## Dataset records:
******************************
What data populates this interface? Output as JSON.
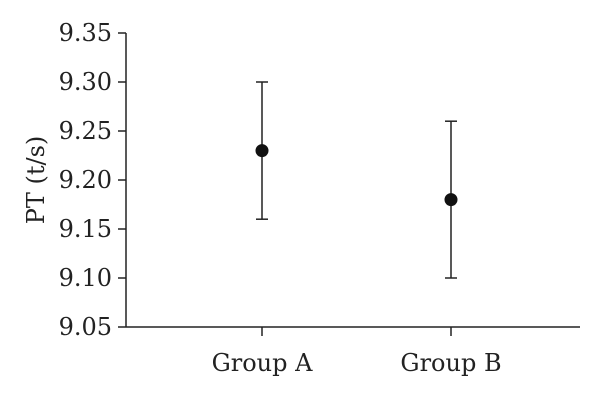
{
  "chart_data": {
    "type": "scatter",
    "title": "",
    "xlabel": "",
    "ylabel": "PT (t/s)",
    "ylim": [
      9.05,
      9.35
    ],
    "yticks": [
      "9.05",
      "9.10",
      "9.15",
      "9.20",
      "9.25",
      "9.30",
      "9.35"
    ],
    "categories": [
      "Group A",
      "Group B"
    ],
    "points": [
      {
        "category": "Group A",
        "mean": 9.23,
        "lower": 9.16,
        "upper": 9.3
      },
      {
        "category": "Group B",
        "mean": 9.18,
        "lower": 9.1,
        "upper": 9.26
      }
    ],
    "grid": false,
    "legend": "none",
    "colors": {
      "marks": "#111111",
      "axes": "#222222"
    }
  }
}
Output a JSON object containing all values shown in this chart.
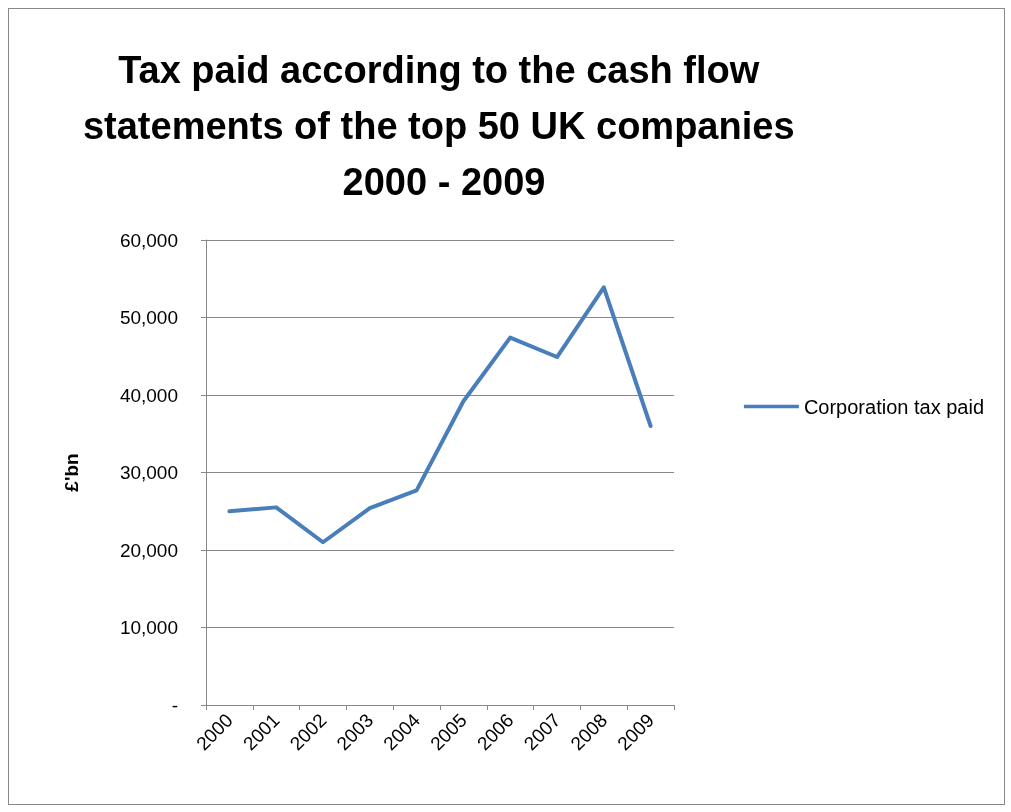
{
  "chart_data": {
    "type": "line",
    "title": "Tax paid according to the cash flow statements of the top 50 UK companies 2000 - 2009",
    "ylabel": "£'bn",
    "categories": [
      "2000",
      "2001",
      "2002",
      "2003",
      "2004",
      "2005",
      "2006",
      "2007",
      "2008",
      "2009"
    ],
    "series": [
      {
        "name": "Corporation tax paid",
        "color": "#4a7ebb",
        "values": [
          25000,
          25500,
          21000,
          25400,
          27700,
          39200,
          47400,
          44900,
          53900,
          36000
        ]
      }
    ],
    "ylim": [
      0,
      60000
    ],
    "yticks": [
      {
        "value": 0,
        "label": "-"
      },
      {
        "value": 10000,
        "label": "10,000"
      },
      {
        "value": 20000,
        "label": "20,000"
      },
      {
        "value": 30000,
        "label": "30,000"
      },
      {
        "value": 40000,
        "label": "40,000"
      },
      {
        "value": 50000,
        "label": "50,000"
      },
      {
        "value": 60000,
        "label": "60,000"
      }
    ],
    "grid": "y",
    "legend": "right",
    "marker": "none",
    "line_style": "solid"
  }
}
******************************
## What to work on:
The data above should be repeated exactly, minus any pictures.

## Response:
What data populates this interface? Output as JSON.
{
  "chart_data": {
    "type": "scatter",
    "title": "",
    "xlabel": "",
    "ylabel": "PT (t/s)",
    "ylim": [
      9.05,
      9.35
    ],
    "yticks": [
      "9.05",
      "9.10",
      "9.15",
      "9.20",
      "9.25",
      "9.30",
      "9.35"
    ],
    "categories": [
      "Group A",
      "Group B"
    ],
    "points": [
      {
        "category": "Group A",
        "mean": 9.23,
        "lower": 9.16,
        "upper": 9.3
      },
      {
        "category": "Group B",
        "mean": 9.18,
        "lower": 9.1,
        "upper": 9.26
      }
    ],
    "grid": false,
    "legend": "none",
    "colors": {
      "marks": "#111111",
      "axes": "#222222"
    }
  }
}
Output a JSON object containing all values shown in this chart.
{
  "chart_data": {
    "type": "line",
    "title": "Tax paid according to the cash flow statements of the top 50 UK companies 2000 - 2009",
    "ylabel": "£'bn",
    "categories": [
      "2000",
      "2001",
      "2002",
      "2003",
      "2004",
      "2005",
      "2006",
      "2007",
      "2008",
      "2009"
    ],
    "series": [
      {
        "name": "Corporation tax paid",
        "color": "#4a7ebb",
        "values": [
          25000,
          25500,
          21000,
          25400,
          27700,
          39200,
          47400,
          44900,
          53900,
          36000
        ]
      }
    ],
    "ylim": [
      0,
      60000
    ],
    "yticks": [
      {
        "value": 0,
        "label": "-"
      },
      {
        "value": 10000,
        "label": "10,000"
      },
      {
        "value": 20000,
        "label": "20,000"
      },
      {
        "value": 30000,
        "label": "30,000"
      },
      {
        "value": 40000,
        "label": "40,000"
      },
      {
        "value": 50000,
        "label": "50,000"
      },
      {
        "value": 60000,
        "label": "60,000"
      }
    ],
    "grid": "y",
    "legend": "right",
    "marker": "none",
    "line_style": "solid"
  }
}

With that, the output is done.